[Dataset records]
******

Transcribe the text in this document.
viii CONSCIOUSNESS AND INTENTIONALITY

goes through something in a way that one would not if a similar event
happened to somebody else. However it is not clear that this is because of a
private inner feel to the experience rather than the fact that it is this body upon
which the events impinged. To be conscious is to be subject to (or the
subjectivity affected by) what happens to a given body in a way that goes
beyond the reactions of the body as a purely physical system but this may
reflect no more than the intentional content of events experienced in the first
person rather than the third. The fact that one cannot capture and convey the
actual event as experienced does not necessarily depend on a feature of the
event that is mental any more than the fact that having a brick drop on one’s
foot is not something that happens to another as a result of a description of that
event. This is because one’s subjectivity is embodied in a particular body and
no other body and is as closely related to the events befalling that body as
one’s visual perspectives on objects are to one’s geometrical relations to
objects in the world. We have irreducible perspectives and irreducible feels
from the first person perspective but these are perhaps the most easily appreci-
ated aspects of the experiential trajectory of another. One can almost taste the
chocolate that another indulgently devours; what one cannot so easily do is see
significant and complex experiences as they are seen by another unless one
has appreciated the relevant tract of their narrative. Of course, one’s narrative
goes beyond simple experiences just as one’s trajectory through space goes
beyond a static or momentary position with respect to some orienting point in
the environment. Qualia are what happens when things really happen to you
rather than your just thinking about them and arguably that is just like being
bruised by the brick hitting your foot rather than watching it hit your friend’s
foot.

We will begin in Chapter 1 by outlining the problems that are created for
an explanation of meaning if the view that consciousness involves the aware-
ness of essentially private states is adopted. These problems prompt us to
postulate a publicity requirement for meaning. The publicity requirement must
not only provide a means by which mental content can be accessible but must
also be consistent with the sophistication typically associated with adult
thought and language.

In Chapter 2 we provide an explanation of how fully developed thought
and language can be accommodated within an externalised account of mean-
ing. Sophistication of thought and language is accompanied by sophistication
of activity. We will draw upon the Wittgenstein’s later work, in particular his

******

◆ Task instructions
Your task is to reproduce the whole listing exactly.

◆ Result of this task
Transcribe the text in this document.
viii CONSCIOUSNESS AND INTENTIONALITY

goes through something in a way that one would not if a similar event
happened to somebody else. However it is not clear that this is because of a
private inner feel to the experience rather than the fact that it is this body upon
which the events impinged. To be conscious is to be subject to (or the
subjectivity affected by) what happens to a given body in a way that goes
beyond the reactions of the body as a purely physical system but this may
reflect no more than the intentional content of events experienced in the first
person rather than the third. The fact that one cannot capture and convey the
actual event as experienced does not necessarily depend on a feature of the
event that is mental any more than the fact that having a brick drop on one’s
foot is not something that happens to another as a result of a description of that
event. This is because one’s subjectivity is embodied in a particular body and
no other body and is as closely related to the events befalling that body as
one’s visual perspectives on objects are to one’s geometrical relations to
objects in the world. We have irreducible perspectives and irreducible feels
from the first person perspective but these are perhaps the most easily appreci-
ated aspects of the experiential trajectory of another. One can almost taste the
chocolate that another indulgently devours; what one cannot so easily do is see
significant and complex experiences as they are seen by another unless one
has appreciated the relevant tract of their narrative. Of course, one’s narrative
goes beyond simple experiences just as one’s trajectory through space goes
beyond a static or momentary position with respect to some orienting point in
the environment. Qualia are what happens when things really happen to you
rather than your just thinking about them and arguably that is just like being
bruised by the brick hitting your foot rather than watching it hit your friend’s
foot.

We will begin in Chapter 1 by outlining the problems that are created for
an explanation of meaning if the view that consciousness involves the aware-
ness of essentially private states is adopted. These problems prompt us to
postulate a publicity requirement for meaning. The publicity requirement must
not only provide a means by which mental content can be accessible but must
also be consistent with the sophistication typically associated with adult
thought and language.

In Chapter 2 we provide an explanation of how fully developed thought
and language can be accommodated within an externalised account of mean-
ing. Sophistication of thought and language is accompanied by sophistication
of activity. We will draw upon the Wittgenstein’s later work, in particular his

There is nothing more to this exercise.